*Listed records*

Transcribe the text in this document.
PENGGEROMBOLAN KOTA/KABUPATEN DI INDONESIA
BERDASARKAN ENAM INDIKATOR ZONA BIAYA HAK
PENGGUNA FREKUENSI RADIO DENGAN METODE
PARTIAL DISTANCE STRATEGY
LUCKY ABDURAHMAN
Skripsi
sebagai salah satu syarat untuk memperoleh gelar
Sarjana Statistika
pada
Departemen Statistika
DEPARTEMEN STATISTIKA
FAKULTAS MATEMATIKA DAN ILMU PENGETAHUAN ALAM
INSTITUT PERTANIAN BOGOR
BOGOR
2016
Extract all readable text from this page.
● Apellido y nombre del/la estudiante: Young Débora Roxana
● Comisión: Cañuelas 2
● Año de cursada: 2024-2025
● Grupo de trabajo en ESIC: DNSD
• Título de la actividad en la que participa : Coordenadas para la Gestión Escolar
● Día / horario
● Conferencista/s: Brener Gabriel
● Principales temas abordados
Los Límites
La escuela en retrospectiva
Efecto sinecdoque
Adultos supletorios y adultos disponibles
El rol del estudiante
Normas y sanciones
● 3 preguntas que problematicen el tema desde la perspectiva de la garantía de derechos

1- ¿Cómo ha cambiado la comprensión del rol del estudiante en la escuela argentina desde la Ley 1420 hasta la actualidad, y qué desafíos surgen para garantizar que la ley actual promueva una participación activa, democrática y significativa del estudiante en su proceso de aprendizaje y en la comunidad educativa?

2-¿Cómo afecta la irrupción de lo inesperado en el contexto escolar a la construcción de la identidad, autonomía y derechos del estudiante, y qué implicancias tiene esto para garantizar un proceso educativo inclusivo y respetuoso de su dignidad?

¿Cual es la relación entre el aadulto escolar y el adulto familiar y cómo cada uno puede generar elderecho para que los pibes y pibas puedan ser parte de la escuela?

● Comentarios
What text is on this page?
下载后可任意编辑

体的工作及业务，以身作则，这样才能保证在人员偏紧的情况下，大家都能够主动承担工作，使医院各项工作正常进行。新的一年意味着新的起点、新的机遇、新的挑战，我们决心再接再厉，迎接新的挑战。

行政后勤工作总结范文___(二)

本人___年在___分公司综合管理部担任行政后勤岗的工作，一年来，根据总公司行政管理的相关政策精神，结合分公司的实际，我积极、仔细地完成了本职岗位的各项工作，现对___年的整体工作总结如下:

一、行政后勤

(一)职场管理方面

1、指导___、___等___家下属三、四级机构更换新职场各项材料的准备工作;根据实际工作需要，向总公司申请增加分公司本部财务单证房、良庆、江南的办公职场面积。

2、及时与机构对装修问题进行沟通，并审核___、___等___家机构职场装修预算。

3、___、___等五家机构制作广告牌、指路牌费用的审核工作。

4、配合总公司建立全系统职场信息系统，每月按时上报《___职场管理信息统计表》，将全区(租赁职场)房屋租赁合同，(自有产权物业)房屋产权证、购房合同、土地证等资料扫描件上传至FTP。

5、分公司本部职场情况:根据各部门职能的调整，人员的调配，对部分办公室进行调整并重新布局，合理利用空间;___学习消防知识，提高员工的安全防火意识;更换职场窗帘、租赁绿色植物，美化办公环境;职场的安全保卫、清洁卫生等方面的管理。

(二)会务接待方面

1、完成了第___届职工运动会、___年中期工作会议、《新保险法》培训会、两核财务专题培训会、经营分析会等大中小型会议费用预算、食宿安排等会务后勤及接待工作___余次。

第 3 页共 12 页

*Stated problem*
Retype the entries one by one, exactly.

*Solved exercise*
Transcribe the text in this document.
PENGGEROMBOLAN KOTA/KABUPATEN DI INDONESIA
BERDASARKAN ENAM INDIKATOR ZONA BIAYA HAK
PENGGUNA FREKUENSI RADIO DENGAN METODE
PARTIAL DISTANCE STRATEGY
LUCKY ABDURAHMAN
Skripsi
sebagai salah satu syarat untuk memperoleh gelar
Sarjana Statistika
pada
Departemen Statistika
DEPARTEMEN STATISTIKA
FAKULTAS MATEMATIKA DAN ILMU PENGETAHUAN ALAM
INSTITUT PERTANIAN BOGOR
BOGOR
2016
Extract all readable text from this page.
● Apellido y nombre del/la estudiante: Young Débora Roxana
● Comisión: Cañuelas 2
● Año de cursada: 2024-2025
● Grupo de trabajo en ESIC: DNSD
• Título de la actividad en la que participa : Coordenadas para la Gestión Escolar
● Día / horario
● Conferencista/s: Brener Gabriel
● Principales temas abordados
Los Límites
La escuela en retrospectiva
Efecto sinecdoque
Adultos supletorios y adultos disponibles
El rol del estudiante
Normas y sanciones
● 3 preguntas que problematicen el tema desde la perspectiva de la garantía de derechos

1- ¿Cómo ha cambiado la comprensión del rol del estudiante en la escuela argentina desde la Ley 1420 hasta la actualidad, y qué desafíos surgen para garantizar que la ley actual promueva una participación activa, democrática y significativa del estudiante en su proceso de aprendizaje y en la comunidad educativa?

2-¿Cómo afecta la irrupción de lo inesperado en el contexto escolar a la construcción de la identidad, autonomía y derechos del estudiante, y qué implicancias tiene esto para garantizar un proceso educativo inclusivo y respetuoso de su dignidad?

¿Cual es la relación entre el aadulto escolar y el adulto familiar y cómo cada uno puede generar elderecho para que los pibes y pibas puedan ser parte de la escuela?

● Comentarios
What text is on this page?
下载后可任意编辑

体的工作及业务，以身作则，这样才能保证在人员偏紧的情况下，大家都能够主动承担工作，使医院各项工作正常进行。新的一年意味着新的起点、新的机遇、新的挑战，我们决心再接再厉，迎接新的挑战。

行政后勤工作总结范文___(二)

本人___年在___分公司综合管理部担任行政后勤岗的工作，一年来，根据总公司行政管理的相关政策精神，结合分公司的实际，我积极、仔细地完成了本职岗位的各项工作，现对___年的整体工作总结如下:

一、行政后勤

(一)职场管理方面

1、指导___、___等___家下属三、四级机构更换新职场各项材料的准备工作;根据实际工作需要，向总公司申请增加分公司本部财务单证房、良庆、江南的办公职场面积。

2、及时与机构对装修问题进行沟通，并审核___、___等___家机构职场装修预算。

3、___、___等五家机构制作广告牌、指路牌费用的审核工作。

4、配合总公司建立全系统职场信息系统，每月按时上报《___职场管理信息统计表》，将全区(租赁职场)房屋租赁合同，(自有产权物业)房屋产权证、购房合同、土地证等资料扫描件上传至FTP。

5、分公司本部职场情况:根据各部门职能的调整，人员的调配，对部分办公室进行调整并重新布局，合理利用空间;___学习消防知识，提高员工的安全防火意识;更换职场窗帘、租赁绿色植物，美化办公环境;职场的安全保卫、清洁卫生等方面的管理。

(二)会务接待方面

1、完成了第___届职工运动会、___年中期工作会议、《新保险法》培训会、两核财务专题培训会、经营分析会等大中小型会议费用预算、食宿安排等会务后勤及接待工作___余次。

第 3 页共 12 页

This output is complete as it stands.